■ **EXERCISE INPUTS**
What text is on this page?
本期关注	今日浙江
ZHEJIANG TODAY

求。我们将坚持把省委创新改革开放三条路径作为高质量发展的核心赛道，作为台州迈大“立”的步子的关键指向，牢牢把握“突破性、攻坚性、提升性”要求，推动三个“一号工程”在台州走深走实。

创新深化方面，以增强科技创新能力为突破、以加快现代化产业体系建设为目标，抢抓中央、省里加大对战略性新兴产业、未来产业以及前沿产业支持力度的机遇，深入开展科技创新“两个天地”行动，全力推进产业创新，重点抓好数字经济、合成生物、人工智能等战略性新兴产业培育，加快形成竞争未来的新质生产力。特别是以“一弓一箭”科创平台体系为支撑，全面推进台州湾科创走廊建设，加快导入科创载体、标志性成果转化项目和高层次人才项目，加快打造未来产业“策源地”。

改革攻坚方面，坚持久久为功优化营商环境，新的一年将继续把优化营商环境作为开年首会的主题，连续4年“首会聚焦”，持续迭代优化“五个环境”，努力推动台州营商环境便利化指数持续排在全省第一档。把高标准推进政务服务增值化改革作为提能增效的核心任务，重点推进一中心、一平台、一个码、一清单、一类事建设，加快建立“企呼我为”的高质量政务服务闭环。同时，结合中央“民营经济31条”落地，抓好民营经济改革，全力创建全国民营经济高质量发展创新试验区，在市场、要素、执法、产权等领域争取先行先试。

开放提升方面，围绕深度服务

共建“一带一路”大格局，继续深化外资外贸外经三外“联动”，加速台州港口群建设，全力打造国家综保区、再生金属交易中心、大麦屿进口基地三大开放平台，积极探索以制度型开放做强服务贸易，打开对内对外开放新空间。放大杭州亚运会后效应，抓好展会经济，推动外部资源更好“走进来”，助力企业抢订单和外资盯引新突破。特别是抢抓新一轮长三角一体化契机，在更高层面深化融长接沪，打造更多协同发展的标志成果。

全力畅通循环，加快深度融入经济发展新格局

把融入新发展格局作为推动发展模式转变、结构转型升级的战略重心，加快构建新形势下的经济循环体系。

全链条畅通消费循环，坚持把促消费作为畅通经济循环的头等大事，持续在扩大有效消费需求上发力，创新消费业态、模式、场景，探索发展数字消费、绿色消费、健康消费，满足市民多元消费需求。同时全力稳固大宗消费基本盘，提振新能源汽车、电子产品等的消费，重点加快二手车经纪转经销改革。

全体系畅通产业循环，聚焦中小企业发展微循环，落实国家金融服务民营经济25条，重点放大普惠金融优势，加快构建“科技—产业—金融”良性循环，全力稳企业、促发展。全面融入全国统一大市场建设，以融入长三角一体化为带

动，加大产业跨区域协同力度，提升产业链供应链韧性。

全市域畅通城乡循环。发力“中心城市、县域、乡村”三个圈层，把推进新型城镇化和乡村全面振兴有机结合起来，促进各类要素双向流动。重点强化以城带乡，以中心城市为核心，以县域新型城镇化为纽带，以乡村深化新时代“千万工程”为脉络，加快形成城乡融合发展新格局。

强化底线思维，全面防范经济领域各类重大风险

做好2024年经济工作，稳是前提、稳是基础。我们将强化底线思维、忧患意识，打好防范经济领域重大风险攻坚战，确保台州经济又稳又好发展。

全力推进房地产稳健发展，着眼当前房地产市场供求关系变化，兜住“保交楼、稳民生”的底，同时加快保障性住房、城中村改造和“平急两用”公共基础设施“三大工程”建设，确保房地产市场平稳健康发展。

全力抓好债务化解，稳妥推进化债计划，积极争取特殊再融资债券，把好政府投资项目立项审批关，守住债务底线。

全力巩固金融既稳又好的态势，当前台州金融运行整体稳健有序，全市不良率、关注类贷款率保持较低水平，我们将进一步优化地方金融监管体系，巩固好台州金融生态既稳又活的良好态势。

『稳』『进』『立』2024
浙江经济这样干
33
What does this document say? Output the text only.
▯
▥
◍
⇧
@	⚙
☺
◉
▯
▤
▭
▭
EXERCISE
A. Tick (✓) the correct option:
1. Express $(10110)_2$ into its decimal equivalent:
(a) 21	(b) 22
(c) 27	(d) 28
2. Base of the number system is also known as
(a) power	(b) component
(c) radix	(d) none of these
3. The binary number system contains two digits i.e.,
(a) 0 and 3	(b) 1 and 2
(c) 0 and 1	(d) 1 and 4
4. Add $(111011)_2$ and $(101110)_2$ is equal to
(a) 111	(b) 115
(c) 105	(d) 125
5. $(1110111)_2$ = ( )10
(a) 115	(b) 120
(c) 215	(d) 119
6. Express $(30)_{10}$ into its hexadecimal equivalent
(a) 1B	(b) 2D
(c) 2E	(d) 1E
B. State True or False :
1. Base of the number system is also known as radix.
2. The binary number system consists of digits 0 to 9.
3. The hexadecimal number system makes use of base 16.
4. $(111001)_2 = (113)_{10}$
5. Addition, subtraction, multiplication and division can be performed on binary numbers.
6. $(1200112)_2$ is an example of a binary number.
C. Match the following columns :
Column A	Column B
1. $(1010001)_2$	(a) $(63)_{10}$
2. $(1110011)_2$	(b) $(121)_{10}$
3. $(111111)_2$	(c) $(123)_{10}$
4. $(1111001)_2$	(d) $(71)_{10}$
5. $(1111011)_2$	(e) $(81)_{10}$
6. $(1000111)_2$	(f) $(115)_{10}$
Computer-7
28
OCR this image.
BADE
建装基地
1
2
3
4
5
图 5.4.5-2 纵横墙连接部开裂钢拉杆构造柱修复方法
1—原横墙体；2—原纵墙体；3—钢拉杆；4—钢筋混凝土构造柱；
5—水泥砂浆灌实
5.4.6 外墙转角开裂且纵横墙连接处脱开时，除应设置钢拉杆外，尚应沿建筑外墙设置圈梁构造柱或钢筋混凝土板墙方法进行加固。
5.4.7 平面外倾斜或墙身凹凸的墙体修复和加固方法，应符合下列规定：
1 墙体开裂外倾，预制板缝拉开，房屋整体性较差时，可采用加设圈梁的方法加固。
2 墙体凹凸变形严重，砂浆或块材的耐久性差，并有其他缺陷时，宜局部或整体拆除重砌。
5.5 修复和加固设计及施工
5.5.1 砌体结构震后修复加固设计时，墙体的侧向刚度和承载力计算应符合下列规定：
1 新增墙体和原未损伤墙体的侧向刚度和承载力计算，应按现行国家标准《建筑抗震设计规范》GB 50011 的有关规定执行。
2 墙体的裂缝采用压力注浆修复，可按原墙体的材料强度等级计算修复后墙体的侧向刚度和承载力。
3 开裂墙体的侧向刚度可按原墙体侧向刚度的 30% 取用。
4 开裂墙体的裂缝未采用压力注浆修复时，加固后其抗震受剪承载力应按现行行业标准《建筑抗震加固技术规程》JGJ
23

■ **WHAT IS REQUIRED**
Find the word "digits" in the data and show each line that holds it.

■ **TASK SOLUTION**
3. The binary number system contains two digits i.e.,
2. The binary number system consists of digits 0 to 9.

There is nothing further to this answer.